### [ENTRIES]
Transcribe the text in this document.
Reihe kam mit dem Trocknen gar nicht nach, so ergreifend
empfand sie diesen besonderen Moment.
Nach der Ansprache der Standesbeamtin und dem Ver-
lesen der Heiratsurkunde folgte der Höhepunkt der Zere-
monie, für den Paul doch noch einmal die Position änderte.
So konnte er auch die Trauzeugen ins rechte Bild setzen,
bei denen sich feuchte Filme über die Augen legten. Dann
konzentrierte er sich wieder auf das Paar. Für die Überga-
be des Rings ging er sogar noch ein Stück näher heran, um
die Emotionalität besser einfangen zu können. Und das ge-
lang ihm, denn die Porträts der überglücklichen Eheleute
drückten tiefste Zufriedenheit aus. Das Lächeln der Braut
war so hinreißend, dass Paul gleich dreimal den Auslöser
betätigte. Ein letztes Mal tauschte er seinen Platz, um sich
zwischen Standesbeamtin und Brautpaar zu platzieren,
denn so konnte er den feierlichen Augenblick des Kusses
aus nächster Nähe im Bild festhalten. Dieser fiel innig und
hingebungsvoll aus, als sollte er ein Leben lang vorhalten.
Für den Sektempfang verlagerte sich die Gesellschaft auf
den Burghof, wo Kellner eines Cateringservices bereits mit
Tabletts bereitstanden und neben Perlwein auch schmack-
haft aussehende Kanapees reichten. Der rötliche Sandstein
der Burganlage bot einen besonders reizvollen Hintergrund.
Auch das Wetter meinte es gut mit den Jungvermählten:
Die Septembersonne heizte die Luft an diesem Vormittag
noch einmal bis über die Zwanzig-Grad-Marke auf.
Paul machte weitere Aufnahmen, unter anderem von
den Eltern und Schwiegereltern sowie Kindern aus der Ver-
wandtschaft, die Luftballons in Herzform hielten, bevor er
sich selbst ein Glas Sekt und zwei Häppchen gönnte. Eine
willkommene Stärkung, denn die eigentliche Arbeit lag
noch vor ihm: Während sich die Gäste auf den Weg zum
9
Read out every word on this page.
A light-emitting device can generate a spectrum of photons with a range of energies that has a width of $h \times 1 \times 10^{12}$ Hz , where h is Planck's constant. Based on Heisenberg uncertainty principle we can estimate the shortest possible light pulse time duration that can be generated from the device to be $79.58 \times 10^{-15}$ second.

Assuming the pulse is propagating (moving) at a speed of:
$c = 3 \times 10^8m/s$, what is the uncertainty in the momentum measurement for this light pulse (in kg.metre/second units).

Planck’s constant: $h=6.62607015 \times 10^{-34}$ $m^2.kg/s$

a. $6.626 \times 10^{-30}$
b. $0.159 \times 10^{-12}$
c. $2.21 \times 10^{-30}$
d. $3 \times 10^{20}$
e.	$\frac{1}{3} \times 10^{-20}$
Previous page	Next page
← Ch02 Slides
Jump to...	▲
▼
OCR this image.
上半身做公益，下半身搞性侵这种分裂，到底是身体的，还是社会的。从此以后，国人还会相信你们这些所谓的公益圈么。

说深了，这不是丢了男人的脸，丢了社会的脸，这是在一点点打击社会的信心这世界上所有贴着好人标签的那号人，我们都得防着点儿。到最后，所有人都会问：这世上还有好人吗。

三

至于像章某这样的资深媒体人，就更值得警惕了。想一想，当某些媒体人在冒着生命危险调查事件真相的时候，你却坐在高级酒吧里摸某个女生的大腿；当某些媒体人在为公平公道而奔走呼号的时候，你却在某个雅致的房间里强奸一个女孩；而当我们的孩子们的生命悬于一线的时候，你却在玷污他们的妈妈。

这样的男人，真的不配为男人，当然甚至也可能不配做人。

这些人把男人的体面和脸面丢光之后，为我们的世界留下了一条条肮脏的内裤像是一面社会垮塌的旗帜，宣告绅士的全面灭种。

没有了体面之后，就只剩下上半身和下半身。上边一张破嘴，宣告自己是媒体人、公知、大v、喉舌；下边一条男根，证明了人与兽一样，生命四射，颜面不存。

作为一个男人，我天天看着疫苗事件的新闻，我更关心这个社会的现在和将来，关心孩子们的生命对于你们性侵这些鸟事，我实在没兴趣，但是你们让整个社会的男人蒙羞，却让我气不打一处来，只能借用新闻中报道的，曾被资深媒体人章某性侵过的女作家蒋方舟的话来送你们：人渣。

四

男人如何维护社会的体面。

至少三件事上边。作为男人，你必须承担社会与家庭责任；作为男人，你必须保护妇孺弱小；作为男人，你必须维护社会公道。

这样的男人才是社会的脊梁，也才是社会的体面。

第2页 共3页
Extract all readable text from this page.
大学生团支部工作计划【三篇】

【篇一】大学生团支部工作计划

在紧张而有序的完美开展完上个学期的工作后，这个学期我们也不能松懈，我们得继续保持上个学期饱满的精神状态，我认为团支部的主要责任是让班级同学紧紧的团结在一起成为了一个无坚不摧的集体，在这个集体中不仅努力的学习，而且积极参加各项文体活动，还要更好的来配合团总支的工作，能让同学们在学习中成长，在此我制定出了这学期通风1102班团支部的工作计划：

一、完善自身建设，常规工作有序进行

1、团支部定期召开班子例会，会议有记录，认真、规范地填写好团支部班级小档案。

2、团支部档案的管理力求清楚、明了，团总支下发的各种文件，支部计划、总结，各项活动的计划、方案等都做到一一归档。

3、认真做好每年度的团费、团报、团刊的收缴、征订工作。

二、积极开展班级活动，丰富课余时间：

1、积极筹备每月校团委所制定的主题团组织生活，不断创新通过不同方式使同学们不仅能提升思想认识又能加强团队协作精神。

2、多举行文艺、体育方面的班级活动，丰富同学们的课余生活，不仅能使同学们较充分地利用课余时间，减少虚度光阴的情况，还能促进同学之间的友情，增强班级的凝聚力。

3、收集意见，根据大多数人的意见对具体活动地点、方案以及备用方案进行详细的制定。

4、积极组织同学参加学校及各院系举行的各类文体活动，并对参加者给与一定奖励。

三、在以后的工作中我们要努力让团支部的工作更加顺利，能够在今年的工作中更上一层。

### [OBJECTIVE]
Reproduce the data, keeping every line exactly the same.

### [RESPONSE FOR THIS EXERCISE]
Transcribe the text in this document.
Reihe kam mit dem Trocknen gar nicht nach, so ergreifend
empfand sie diesen besonderen Moment.
Nach der Ansprache der Standesbeamtin und dem Ver-
lesen der Heiratsurkunde folgte der Höhepunkt der Zere-
monie, für den Paul doch noch einmal die Position änderte.
So konnte er auch die Trauzeugen ins rechte Bild setzen,
bei denen sich feuchte Filme über die Augen legten. Dann
konzentrierte er sich wieder auf das Paar. Für die Überga-
be des Rings ging er sogar noch ein Stück näher heran, um
die Emotionalität besser einfangen zu können. Und das ge-
lang ihm, denn die Porträts der überglücklichen Eheleute
drückten tiefste Zufriedenheit aus. Das Lächeln der Braut
war so hinreißend, dass Paul gleich dreimal den Auslöser
betätigte. Ein letztes Mal tauschte er seinen Platz, um sich
zwischen Standesbeamtin und Brautpaar zu platzieren,
denn so konnte er den feierlichen Augenblick des Kusses
aus nächster Nähe im Bild festhalten. Dieser fiel innig und
hingebungsvoll aus, als sollte er ein Leben lang vorhalten.
Für den Sektempfang verlagerte sich die Gesellschaft auf
den Burghof, wo Kellner eines Cateringservices bereits mit
Tabletts bereitstanden und neben Perlwein auch schmack-
haft aussehende Kanapees reichten. Der rötliche Sandstein
der Burganlage bot einen besonders reizvollen Hintergrund.
Auch das Wetter meinte es gut mit den Jungvermählten:
Die Septembersonne heizte die Luft an diesem Vormittag
noch einmal bis über die Zwanzig-Grad-Marke auf.
Paul machte weitere Aufnahmen, unter anderem von
den Eltern und Schwiegereltern sowie Kindern aus der Ver-
wandtschaft, die Luftballons in Herzform hielten, bevor er
sich selbst ein Glas Sekt und zwei Häppchen gönnte. Eine
willkommene Stärkung, denn die eigentliche Arbeit lag
noch vor ihm: Während sich die Gäste auf den Weg zum
9
Read out every word on this page.
A light-emitting device can generate a spectrum of photons with a range of energies that has a width of $h \times 1 \times 10^{12}$ Hz , where h is Planck's constant. Based on Heisenberg uncertainty principle we can estimate the shortest possible light pulse time duration that can be generated from the device to be $79.58 \times 10^{-15}$ second.

Assuming the pulse is propagating (moving) at a speed of:
$c = 3 \times 10^8m/s$, what is the uncertainty in the momentum measurement for this light pulse (in kg.metre/second units).

Planck’s constant: $h=6.62607015 \times 10^{-34}$ $m^2.kg/s$

a. $6.626 \times 10^{-30}$
b. $0.159 \times 10^{-12}$
c. $2.21 \times 10^{-30}$
d. $3 \times 10^{20}$
e.	$\frac{1}{3} \times 10^{-20}$
Previous page	Next page
← Ch02 Slides
Jump to...	▲
▼
OCR this image.
上半身做公益，下半身搞性侵这种分裂，到底是身体的，还是社会的。从此以后，国人还会相信你们这些所谓的公益圈么。

说深了，这不是丢了男人的脸，丢了社会的脸，这是在一点点打击社会的信心这世界上所有贴着好人标签的那号人，我们都得防着点儿。到最后，所有人都会问：这世上还有好人吗。

三

至于像章某这样的资深媒体人，就更值得警惕了。想一想，当某些媒体人在冒着生命危险调查事件真相的时候，你却坐在高级酒吧里摸某个女生的大腿；当某些媒体人在为公平公道而奔走呼号的时候，你却在某个雅致的房间里强奸一个女孩；而当我们的孩子们的生命悬于一线的时候，你却在玷污他们的妈妈。

这样的男人，真的不配为男人，当然甚至也可能不配做人。

这些人把男人的体面和脸面丢光之后，为我们的世界留下了一条条肮脏的内裤像是一面社会垮塌的旗帜，宣告绅士的全面灭种。

没有了体面之后，就只剩下上半身和下半身。上边一张破嘴，宣告自己是媒体人、公知、大v、喉舌；下边一条男根，证明了人与兽一样，生命四射，颜面不存。

作为一个男人，我天天看着疫苗事件的新闻，我更关心这个社会的现在和将来，关心孩子们的生命对于你们性侵这些鸟事，我实在没兴趣，但是你们让整个社会的男人蒙羞，却让我气不打一处来，只能借用新闻中报道的，曾被资深媒体人章某性侵过的女作家蒋方舟的话来送你们：人渣。

四

男人如何维护社会的体面。

至少三件事上边。作为男人，你必须承担社会与家庭责任；作为男人，你必须保护妇孺弱小；作为男人，你必须维护社会公道。

这样的男人才是社会的脊梁，也才是社会的体面。

第2页 共3页
Extract all readable text from this page.
大学生团支部工作计划【三篇】

【篇一】大学生团支部工作计划

在紧张而有序的完美开展完上个学期的工作后，这个学期我们也不能松懈，我们得继续保持上个学期饱满的精神状态，我认为团支部的主要责任是让班级同学紧紧的团结在一起成为了一个无坚不摧的集体，在这个集体中不仅努力的学习，而且积极参加各项文体活动，还要更好的来配合团总支的工作，能让同学们在学习中成长，在此我制定出了这学期通风1102班团支部的工作计划：

一、完善自身建设，常规工作有序进行

1、团支部定期召开班子例会，会议有记录，认真、规范地填写好团支部班级小档案。

2、团支部档案的管理力求清楚、明了，团总支下发的各种文件，支部计划、总结，各项活动的计划、方案等都做到一一归档。

3、认真做好每年度的团费、团报、团刊的收缴、征订工作。

二、积极开展班级活动，丰富课余时间：

1、积极筹备每月校团委所制定的主题团组织生活，不断创新通过不同方式使同学们不仅能提升思想认识又能加强团队协作精神。

2、多举行文艺、体育方面的班级活动，丰富同学们的课余生活，不仅能使同学们较充分地利用课余时间，减少虚度光阴的情况，还能促进同学之间的友情，增强班级的凝聚力。

3、收集意见，根据大多数人的意见对具体活动地点、方案以及备用方案进行详细的制定。

4、积极组织同学参加学校及各院系举行的各类文体活动，并对参加者给与一定奖励。

三、在以后的工作中我们要努力让团支部的工作更加顺利，能够在今年的工作中更上一层。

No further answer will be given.